Aim
Tally the lines holding the word "Federal" and state the count by itself.
————————
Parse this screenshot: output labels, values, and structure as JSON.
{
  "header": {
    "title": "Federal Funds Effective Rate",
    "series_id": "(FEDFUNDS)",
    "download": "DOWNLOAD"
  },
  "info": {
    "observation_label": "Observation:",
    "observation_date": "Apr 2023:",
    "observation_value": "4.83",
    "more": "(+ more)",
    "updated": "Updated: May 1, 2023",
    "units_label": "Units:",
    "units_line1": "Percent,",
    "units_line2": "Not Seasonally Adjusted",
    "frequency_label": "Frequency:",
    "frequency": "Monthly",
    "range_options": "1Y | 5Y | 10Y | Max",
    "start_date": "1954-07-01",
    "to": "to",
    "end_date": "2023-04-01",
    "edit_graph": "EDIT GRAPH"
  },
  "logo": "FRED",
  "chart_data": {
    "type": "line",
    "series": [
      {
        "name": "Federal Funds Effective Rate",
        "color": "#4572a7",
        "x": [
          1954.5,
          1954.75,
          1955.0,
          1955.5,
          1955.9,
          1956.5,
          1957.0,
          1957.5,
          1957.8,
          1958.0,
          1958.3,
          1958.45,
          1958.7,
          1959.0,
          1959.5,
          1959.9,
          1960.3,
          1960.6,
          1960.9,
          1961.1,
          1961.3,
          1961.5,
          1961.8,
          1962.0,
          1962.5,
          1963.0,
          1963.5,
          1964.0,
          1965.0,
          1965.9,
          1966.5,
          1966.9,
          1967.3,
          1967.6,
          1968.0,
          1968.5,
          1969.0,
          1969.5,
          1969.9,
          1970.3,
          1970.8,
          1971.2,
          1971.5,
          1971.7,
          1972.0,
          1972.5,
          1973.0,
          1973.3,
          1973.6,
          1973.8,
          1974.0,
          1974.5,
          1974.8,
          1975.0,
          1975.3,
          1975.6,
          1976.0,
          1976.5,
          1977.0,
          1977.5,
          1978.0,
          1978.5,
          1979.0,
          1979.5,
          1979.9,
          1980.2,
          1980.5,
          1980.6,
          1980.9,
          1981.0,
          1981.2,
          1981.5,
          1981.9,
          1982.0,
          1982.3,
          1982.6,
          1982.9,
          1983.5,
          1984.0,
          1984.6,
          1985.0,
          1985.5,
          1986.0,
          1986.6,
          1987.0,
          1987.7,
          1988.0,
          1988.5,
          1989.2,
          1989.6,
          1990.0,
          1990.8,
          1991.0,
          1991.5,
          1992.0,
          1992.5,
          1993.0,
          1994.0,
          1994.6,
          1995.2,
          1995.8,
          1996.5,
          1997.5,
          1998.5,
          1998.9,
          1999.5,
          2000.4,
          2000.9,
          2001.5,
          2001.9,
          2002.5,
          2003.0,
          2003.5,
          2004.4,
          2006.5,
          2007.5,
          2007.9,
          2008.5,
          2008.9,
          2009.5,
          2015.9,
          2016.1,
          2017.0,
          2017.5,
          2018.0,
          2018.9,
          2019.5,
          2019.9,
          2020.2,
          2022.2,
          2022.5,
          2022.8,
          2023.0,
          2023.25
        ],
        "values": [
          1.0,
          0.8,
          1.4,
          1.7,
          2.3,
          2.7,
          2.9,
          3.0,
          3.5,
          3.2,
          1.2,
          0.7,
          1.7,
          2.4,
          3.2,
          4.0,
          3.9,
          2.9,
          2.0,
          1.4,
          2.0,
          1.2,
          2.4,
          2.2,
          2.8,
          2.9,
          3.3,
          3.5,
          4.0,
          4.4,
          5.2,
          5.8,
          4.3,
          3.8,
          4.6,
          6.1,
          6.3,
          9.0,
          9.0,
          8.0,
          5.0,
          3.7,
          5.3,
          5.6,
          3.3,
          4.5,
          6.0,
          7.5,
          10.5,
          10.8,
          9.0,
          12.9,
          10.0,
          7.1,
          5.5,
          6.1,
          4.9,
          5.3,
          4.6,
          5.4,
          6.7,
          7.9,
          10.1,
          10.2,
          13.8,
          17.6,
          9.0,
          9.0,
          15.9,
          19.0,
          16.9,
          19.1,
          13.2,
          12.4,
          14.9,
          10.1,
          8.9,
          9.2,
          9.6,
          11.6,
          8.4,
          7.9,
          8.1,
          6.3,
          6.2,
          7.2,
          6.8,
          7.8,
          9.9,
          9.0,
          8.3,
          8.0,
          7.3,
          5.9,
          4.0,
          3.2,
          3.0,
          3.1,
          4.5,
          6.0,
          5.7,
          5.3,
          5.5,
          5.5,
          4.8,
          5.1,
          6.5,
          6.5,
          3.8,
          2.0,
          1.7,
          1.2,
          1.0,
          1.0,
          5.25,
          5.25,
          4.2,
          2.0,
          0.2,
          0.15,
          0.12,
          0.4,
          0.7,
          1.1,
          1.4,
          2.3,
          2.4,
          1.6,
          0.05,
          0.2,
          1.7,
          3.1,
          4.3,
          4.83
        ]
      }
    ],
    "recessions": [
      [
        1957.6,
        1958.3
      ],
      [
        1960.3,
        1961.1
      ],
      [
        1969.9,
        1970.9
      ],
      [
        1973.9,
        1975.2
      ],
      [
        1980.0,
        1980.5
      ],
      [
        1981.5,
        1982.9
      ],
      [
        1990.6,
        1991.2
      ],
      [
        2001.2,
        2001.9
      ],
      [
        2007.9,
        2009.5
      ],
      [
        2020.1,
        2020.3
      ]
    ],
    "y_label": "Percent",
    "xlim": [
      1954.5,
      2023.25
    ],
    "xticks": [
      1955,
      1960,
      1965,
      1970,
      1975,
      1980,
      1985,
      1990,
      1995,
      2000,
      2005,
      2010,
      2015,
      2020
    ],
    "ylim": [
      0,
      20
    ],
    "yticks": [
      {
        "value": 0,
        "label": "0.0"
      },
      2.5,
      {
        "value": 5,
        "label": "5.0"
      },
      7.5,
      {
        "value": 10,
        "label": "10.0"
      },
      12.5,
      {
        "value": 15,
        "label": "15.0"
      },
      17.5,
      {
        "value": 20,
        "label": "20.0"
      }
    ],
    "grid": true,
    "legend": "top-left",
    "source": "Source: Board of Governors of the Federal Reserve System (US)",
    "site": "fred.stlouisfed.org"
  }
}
————————
Task solution
3